[Begin]
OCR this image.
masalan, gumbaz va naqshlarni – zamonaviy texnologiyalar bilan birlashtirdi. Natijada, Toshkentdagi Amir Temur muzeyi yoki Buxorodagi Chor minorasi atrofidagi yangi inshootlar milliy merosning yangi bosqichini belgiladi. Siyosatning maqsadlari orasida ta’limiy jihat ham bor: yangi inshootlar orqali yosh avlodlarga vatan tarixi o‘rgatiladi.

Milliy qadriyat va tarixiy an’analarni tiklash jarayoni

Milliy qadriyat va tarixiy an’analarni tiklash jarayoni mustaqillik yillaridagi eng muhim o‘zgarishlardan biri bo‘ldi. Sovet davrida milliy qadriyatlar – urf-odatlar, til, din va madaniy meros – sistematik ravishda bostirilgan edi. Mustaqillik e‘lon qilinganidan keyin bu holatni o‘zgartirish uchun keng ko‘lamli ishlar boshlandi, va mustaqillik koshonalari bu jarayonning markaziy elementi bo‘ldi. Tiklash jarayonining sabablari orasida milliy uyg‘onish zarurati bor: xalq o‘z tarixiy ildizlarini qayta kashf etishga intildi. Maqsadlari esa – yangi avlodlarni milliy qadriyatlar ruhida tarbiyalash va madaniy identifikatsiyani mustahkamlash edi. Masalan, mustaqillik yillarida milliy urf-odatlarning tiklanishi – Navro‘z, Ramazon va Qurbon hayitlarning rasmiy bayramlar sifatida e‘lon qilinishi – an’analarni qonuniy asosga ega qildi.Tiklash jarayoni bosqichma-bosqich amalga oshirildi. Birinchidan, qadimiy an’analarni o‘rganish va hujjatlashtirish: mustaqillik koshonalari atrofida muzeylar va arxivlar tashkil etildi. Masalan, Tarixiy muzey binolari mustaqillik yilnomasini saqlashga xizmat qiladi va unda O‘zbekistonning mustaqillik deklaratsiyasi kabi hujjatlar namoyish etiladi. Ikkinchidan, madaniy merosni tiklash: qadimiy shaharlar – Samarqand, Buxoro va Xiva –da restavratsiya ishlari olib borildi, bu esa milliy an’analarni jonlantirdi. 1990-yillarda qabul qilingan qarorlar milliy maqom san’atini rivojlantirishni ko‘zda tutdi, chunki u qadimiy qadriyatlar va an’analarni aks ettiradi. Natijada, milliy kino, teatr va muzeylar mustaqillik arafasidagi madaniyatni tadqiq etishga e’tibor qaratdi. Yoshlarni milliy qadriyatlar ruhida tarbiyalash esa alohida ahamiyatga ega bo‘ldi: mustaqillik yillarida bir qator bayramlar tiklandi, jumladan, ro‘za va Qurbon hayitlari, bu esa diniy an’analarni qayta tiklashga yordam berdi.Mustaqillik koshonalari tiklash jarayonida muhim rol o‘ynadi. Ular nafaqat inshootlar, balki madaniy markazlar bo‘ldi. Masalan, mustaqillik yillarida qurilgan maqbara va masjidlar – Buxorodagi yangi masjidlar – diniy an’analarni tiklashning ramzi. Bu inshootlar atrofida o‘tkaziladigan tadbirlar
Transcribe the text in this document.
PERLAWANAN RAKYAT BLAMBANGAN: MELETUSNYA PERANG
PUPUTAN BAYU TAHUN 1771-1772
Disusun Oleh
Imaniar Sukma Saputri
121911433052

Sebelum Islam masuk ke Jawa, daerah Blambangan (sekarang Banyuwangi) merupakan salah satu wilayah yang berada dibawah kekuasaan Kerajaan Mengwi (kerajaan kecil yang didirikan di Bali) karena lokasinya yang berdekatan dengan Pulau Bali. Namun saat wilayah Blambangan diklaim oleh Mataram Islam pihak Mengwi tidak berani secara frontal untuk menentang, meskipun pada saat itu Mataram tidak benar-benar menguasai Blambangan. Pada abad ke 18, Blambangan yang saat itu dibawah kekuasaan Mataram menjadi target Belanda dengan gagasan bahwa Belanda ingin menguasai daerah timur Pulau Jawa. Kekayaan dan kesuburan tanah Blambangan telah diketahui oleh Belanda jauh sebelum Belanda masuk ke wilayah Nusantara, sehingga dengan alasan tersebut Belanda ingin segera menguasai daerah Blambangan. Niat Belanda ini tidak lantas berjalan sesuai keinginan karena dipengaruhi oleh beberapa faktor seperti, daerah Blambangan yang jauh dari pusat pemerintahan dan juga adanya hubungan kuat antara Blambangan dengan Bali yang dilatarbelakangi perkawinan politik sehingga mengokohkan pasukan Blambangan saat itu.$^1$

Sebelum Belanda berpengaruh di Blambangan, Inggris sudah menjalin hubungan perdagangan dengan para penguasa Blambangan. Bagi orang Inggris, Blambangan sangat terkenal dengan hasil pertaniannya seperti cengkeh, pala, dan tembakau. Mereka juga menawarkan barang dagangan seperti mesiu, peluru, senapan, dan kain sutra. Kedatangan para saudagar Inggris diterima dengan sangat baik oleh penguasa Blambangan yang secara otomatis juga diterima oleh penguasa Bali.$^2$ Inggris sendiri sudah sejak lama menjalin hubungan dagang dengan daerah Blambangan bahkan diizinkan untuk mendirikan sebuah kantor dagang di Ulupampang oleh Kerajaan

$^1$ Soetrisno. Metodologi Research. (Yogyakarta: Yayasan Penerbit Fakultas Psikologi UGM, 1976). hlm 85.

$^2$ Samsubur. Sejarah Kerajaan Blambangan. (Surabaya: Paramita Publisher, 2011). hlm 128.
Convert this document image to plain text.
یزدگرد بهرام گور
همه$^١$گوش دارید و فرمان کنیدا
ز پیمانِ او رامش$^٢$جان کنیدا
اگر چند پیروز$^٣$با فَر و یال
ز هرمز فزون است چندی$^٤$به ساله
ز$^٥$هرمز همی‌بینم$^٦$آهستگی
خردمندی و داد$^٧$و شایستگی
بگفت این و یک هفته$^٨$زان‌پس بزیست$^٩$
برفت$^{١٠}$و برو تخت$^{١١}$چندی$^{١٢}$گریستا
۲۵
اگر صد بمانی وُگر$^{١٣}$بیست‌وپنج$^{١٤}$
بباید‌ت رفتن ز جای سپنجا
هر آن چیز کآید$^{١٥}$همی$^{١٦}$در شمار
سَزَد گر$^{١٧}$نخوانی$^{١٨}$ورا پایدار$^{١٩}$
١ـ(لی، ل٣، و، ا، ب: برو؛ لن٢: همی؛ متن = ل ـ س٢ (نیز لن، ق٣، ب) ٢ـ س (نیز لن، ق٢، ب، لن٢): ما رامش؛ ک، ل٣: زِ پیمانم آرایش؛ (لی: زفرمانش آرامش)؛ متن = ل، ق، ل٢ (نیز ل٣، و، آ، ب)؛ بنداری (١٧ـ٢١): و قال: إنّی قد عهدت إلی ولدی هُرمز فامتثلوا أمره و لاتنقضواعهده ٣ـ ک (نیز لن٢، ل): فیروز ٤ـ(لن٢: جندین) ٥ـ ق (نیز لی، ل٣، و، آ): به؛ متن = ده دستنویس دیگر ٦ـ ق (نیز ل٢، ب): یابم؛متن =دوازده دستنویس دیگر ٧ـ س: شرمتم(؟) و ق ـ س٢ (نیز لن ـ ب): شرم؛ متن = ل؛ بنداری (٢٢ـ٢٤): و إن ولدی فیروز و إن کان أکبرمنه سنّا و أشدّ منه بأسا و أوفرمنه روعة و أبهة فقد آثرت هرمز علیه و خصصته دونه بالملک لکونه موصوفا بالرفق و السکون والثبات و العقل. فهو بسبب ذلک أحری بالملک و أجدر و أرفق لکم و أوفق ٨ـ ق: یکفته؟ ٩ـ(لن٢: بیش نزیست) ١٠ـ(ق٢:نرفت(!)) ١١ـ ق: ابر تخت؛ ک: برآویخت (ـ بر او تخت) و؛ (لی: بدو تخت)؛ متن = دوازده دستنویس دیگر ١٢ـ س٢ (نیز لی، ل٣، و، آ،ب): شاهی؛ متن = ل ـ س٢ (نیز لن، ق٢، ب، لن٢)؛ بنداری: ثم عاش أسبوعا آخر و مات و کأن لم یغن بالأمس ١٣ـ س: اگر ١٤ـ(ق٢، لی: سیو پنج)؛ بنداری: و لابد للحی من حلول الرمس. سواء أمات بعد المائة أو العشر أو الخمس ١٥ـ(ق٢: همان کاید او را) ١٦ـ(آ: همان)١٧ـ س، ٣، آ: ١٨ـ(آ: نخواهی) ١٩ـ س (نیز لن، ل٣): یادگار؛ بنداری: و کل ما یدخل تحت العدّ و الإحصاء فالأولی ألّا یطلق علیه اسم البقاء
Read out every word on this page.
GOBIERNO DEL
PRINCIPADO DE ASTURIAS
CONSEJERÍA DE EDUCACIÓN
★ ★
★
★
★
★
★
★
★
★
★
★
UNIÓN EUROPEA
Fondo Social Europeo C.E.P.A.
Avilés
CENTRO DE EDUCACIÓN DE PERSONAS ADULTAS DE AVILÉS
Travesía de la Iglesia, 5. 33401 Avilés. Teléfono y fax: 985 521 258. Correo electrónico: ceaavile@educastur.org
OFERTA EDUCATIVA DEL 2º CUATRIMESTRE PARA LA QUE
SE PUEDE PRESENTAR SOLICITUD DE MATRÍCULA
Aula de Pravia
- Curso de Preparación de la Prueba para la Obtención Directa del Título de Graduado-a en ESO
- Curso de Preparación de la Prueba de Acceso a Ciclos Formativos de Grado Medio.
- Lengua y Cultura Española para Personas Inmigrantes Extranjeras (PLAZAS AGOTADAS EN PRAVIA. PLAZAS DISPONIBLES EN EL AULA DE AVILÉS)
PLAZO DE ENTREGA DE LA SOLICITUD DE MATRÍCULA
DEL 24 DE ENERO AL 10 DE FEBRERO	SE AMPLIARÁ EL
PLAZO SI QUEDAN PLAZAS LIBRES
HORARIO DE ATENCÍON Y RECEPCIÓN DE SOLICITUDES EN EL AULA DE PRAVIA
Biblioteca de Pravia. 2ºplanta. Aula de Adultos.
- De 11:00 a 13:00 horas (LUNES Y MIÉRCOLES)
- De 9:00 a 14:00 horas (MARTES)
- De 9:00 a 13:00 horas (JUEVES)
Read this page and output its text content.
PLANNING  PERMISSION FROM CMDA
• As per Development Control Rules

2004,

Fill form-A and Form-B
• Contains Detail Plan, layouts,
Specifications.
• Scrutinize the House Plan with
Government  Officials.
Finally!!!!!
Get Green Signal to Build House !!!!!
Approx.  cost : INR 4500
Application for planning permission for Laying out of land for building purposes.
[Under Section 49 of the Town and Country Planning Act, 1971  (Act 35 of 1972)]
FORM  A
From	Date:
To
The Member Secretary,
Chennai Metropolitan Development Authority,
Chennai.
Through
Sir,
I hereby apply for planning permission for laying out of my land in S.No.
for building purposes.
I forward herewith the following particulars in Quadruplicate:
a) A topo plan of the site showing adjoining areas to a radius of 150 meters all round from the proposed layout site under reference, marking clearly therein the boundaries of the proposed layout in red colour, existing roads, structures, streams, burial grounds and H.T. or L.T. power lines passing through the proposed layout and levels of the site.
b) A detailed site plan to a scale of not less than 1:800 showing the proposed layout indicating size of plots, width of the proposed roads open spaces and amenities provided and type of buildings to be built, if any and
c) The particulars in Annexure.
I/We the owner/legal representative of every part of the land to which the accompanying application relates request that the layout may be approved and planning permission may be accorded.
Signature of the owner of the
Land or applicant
[End]
Extract the lines above from the one containing "Read this page and output its text content." to the last line, both included, exactly as written.

▶ Answer
Read this page and output its text content.
PLANNING  PERMISSION FROM CMDA
• As per Development Control Rules

2004,

Fill form-A and Form-B
• Contains Detail Plan, layouts,
Specifications.
• Scrutinize the House Plan with
Government  Officials.
Finally!!!!!
Get Green Signal to Build House !!!!!
Approx.  cost : INR 4500
Application for planning permission for Laying out of land for building purposes.
[Under Section 49 of the Town and Country Planning Act, 1971  (Act 35 of 1972)]
FORM  A
From	Date:
To
The Member Secretary,
Chennai Metropolitan Development Authority,
Chennai.
Through
Sir,
I hereby apply for planning permission for laying out of my land in S.No.
for building purposes.
I forward herewith the following particulars in Quadruplicate:
a) A topo plan of the site showing adjoining areas to a radius of 150 meters all round from the proposed layout site under reference, marking clearly therein the boundaries of the proposed layout in red colour, existing roads, structures, streams, burial grounds and H.T. or L.T. power lines passing through the proposed layout and levels of the site.
b) A detailed site plan to a scale of not less than 1:800 showing the proposed layout indicating size of plots, width of the proposed roads open spaces and amenities provided and type of buildings to be built, if any and
c) The particulars in Annexure.
I/We the owner/legal representative of every part of the land to which the accompanying application relates request that the layout may be approved and planning permission may be accorded.
Signature of the owner of the
Land or applicant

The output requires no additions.